**CONSIGNE 1**
Donne sous forme de liste numérotée les lignes de la liste, de la ligne qui contient "y-tick-label: 10000 (104, 1291, 151, 1310)" jusqu'à celle qui contient "western-blot-image (820, 86, 1062, 162)", ces deux lignes comprises. Laisse de côté les lignes vides.

**EXTRAIT CHOISI**

..........

C’est ici que sont attendus les « méga-parcs éoliens » d’Hydro-Québec

Hydro-Québec n’a presque aucune expertise en production éolienne. Jusqu’à récemment, elle achetait cette électricité uniquement auprès du secteur privé. Mais le vent a tourné. Aujourd’hui, l’entreprise publique s’apprête à construire d’immenses parcs éoliens terrestres, parmi les plus grands de la planète.

Pour éviter toute contestation dans les zones habitées du sud du Québec, le développement de projets éoliens « à grande échelle », annoncés le mois dernier, se fera autant que possible dans le nord.

Radio-Canada a appris que trois secteurs sont dans le viseur d’Hydro-Québec :

  • Le nord-ouest du Lac Saint-Jean
  • La Haute Côte-Nord
  • La région des grandes centrales électriques de la Baie James

Selon nos informations, l’entreprise d’État devrait annoncer dans les prochains jours une entente avec la Première Nation de Mashteuiatsh, au Saguenay–Lac-Saint-Jean, pour le développement d’un potentiel éolien de 2 500 mégawatts (MW), en la zone du poste de Chamouchouane.

Le parc éolien Alta Wind Energy Center, situé dans le désert de Californie, d’une capacité de 1 548 MW, compte 600 petites éoliennes.

..........

**LA LISTE**

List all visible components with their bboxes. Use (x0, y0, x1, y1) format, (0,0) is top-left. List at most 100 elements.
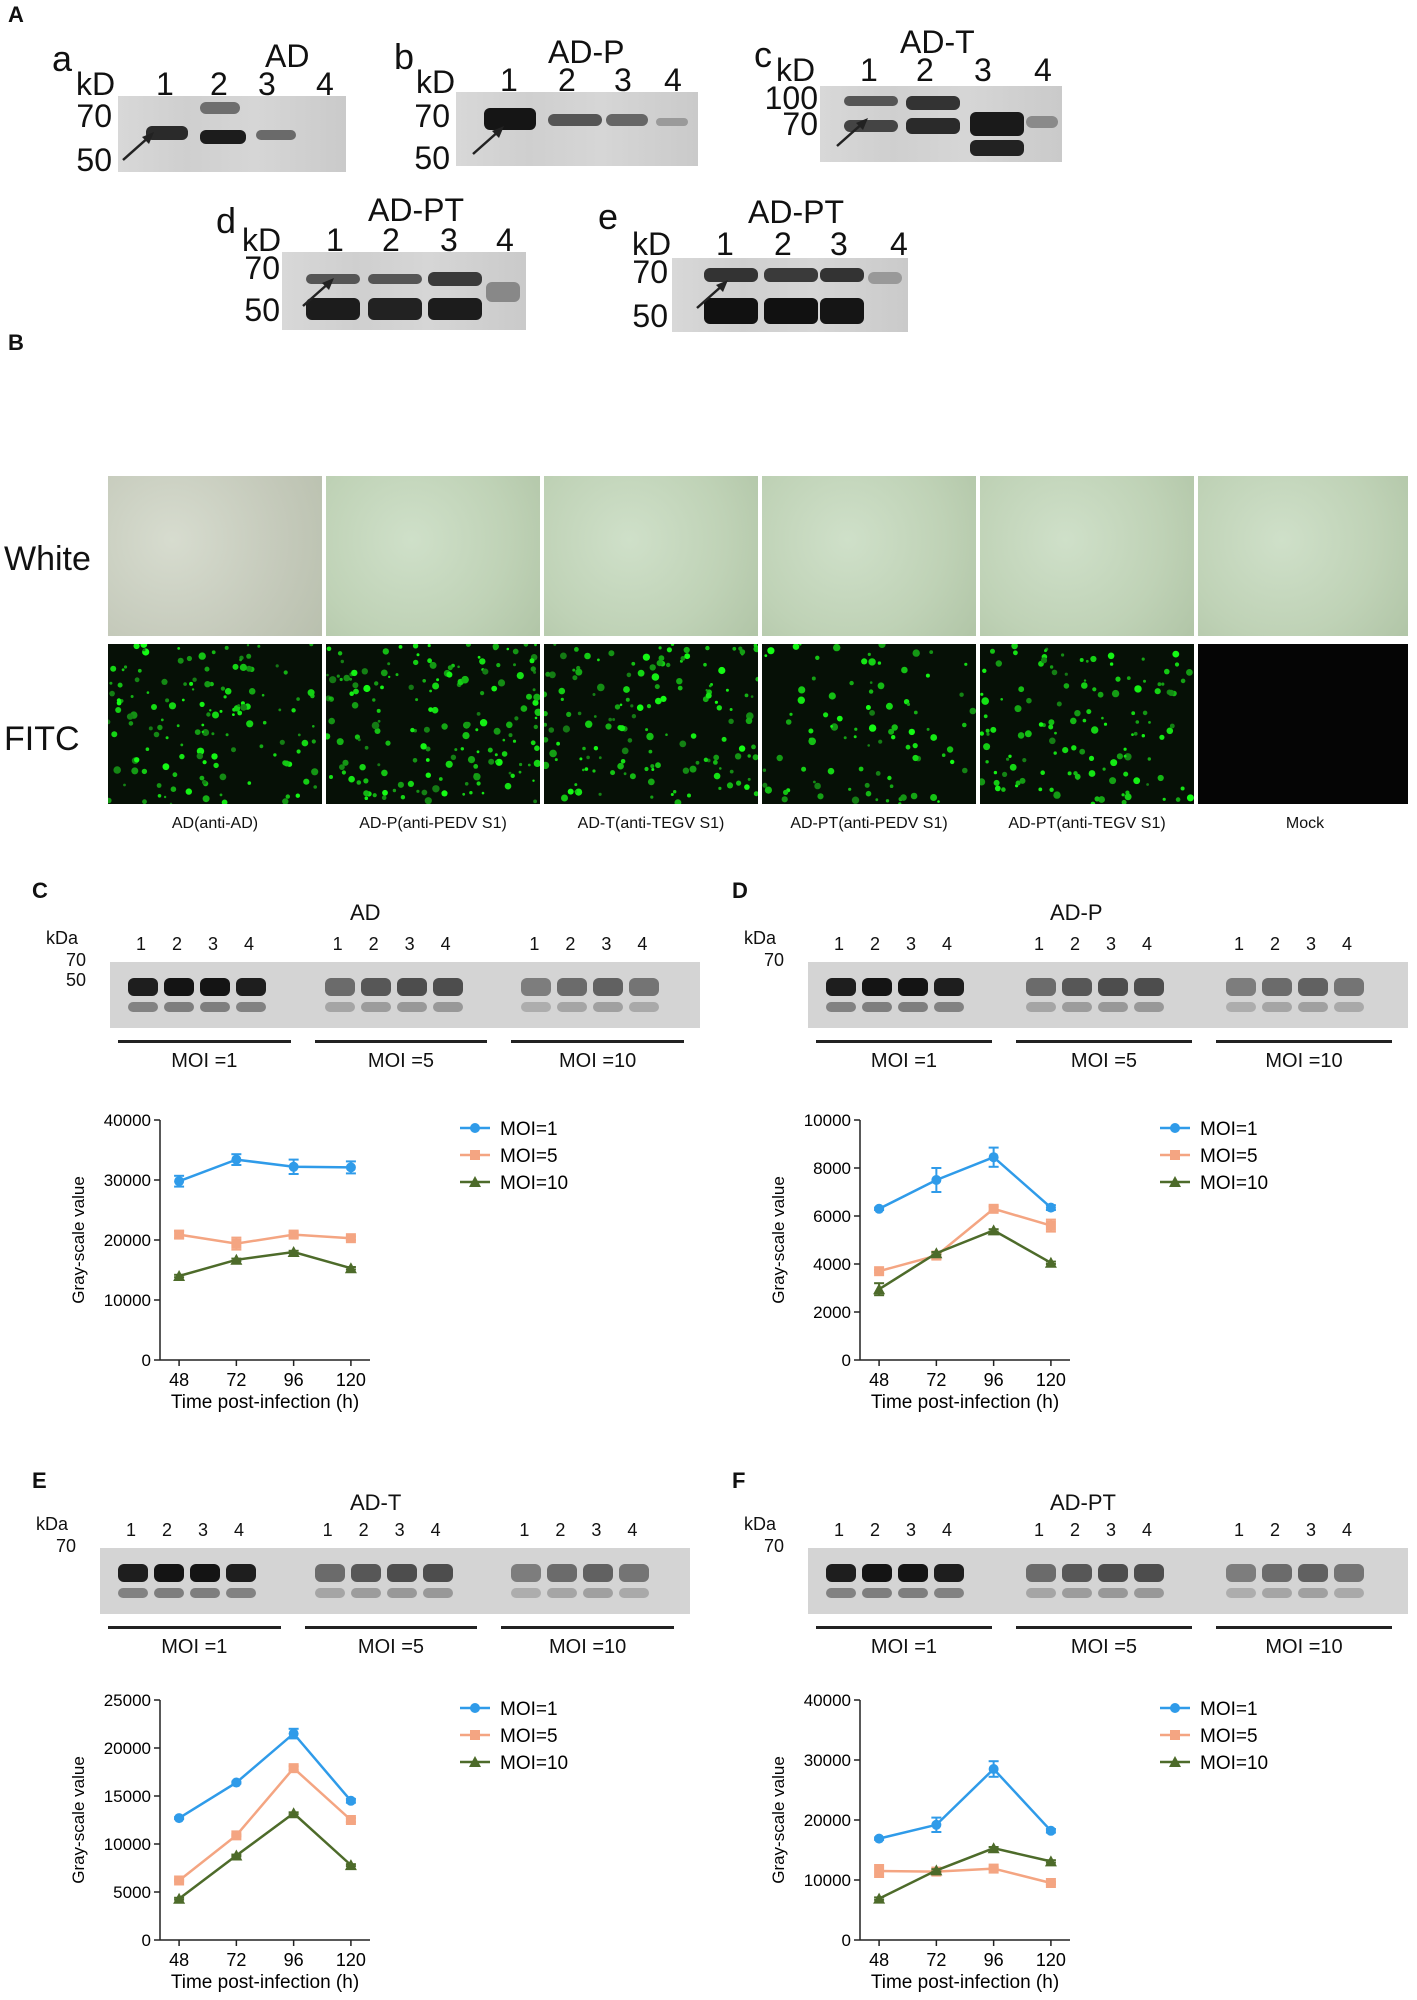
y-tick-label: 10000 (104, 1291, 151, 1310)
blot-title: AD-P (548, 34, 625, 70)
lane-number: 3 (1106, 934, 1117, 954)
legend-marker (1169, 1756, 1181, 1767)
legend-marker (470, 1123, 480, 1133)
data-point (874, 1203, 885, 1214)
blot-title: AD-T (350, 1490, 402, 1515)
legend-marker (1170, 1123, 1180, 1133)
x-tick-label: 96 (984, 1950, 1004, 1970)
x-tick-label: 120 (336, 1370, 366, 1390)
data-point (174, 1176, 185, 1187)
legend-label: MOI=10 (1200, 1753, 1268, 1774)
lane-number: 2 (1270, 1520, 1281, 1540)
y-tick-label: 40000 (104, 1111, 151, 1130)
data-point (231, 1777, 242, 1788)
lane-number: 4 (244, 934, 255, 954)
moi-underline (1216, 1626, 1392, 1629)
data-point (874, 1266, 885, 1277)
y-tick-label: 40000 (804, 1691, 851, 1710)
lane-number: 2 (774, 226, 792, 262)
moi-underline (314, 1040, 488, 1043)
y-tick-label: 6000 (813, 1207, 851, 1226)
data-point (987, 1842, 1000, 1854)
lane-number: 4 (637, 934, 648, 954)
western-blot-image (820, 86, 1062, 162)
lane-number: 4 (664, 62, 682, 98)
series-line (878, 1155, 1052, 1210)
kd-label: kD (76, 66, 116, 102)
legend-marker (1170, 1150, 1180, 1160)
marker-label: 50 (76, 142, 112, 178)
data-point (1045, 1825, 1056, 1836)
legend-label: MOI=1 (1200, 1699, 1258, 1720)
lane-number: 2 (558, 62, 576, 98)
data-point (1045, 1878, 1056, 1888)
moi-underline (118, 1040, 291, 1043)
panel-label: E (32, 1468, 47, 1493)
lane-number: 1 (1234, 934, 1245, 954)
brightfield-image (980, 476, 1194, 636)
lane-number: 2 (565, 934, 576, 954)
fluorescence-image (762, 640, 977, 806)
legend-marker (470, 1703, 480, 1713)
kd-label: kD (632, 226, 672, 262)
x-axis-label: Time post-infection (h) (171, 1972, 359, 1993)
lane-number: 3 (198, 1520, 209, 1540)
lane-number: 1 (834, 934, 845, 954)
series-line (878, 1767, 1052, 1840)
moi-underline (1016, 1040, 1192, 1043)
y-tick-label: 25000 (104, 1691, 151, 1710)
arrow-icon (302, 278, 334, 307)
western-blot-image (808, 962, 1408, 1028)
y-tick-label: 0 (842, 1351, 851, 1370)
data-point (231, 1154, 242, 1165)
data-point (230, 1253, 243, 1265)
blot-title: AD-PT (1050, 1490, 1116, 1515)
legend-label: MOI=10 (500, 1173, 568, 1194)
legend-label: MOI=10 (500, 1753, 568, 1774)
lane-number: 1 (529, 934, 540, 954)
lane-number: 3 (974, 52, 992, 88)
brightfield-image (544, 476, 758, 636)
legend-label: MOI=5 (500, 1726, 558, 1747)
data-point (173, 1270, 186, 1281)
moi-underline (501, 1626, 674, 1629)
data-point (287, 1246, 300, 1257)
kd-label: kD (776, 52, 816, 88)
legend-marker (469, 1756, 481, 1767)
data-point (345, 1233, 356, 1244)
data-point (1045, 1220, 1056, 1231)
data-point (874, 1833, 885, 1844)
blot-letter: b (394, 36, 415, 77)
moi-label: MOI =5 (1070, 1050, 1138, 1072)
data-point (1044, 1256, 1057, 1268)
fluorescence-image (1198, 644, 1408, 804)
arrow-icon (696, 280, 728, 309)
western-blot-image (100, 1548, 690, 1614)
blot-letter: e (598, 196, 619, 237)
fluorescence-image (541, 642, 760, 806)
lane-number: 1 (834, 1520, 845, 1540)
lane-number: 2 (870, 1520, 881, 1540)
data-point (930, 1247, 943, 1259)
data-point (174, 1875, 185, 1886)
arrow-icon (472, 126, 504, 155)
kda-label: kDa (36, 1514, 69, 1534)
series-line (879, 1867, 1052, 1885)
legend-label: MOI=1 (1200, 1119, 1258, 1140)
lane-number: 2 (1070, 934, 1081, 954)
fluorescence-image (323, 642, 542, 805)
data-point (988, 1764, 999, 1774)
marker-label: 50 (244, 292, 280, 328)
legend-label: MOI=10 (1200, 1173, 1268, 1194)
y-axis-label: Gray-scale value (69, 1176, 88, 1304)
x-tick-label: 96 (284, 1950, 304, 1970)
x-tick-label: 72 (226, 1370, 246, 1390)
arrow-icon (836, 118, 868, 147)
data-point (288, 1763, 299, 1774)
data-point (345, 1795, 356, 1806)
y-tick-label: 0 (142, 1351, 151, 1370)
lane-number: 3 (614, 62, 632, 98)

..........

**CONSIGNE 2**
Énumère les secteurs qu'Hydro-Québec a dans le viseur d'après l'article sur les parcs éoliens.

**RÉPONSE 1**
1. y-tick-label: 10000 (104, 1291, 151, 1310)
2. blot-title: AD-P (548, 34, 625, 70)
3. lane-number: 3 (1106, 934, 1117, 954)
4. legend-marker (1169, 1756, 1181, 1767)
5. legend-marker (470, 1123, 480, 1133)
6. data-point (874, 1203, 885, 1214)
7. blot-title: AD-T (350, 1490, 402, 1515)
8. legend-marker (1170, 1123, 1180, 1133)
9. x-tick-label: 96 (984, 1950, 1004, 1970)
10. x-tick-label: 120 (336, 1370, 366, 1390)
11. data-point (174, 1176, 185, 1187)
12. legend-label: MOI=10 (1200, 1753, 1268, 1774)
13. lane-number: 2 (1270, 1520, 1281, 1540)
14. y-tick-label: 40000 (104, 1111, 151, 1130)
15. data-point (231, 1777, 242, 1788)
16. lane-number: 4 (244, 934, 255, 954)
17. moi-underline (1216, 1626, 1392, 1629)
18. data-point (874, 1266, 885, 1277)
19. y-tick-label: 40000 (804, 1691, 851, 1710)
20. lane-number: 2 (774, 226, 792, 262)
21. moi-underline (314, 1040, 488, 1043)
22. y-tick-label: 6000 (813, 1207, 851, 1226)
23. data-point (987, 1842, 1000, 1854)
24. lane-number: 4 (637, 934, 648, 954)
25. western-blot-image (820, 86, 1062, 162)

**RÉPONSE 2**
- Le nord-ouest du Lac Saint-Jean
- La Haute Côte-Nord
- La région des grandes centrales électriques de la Baie James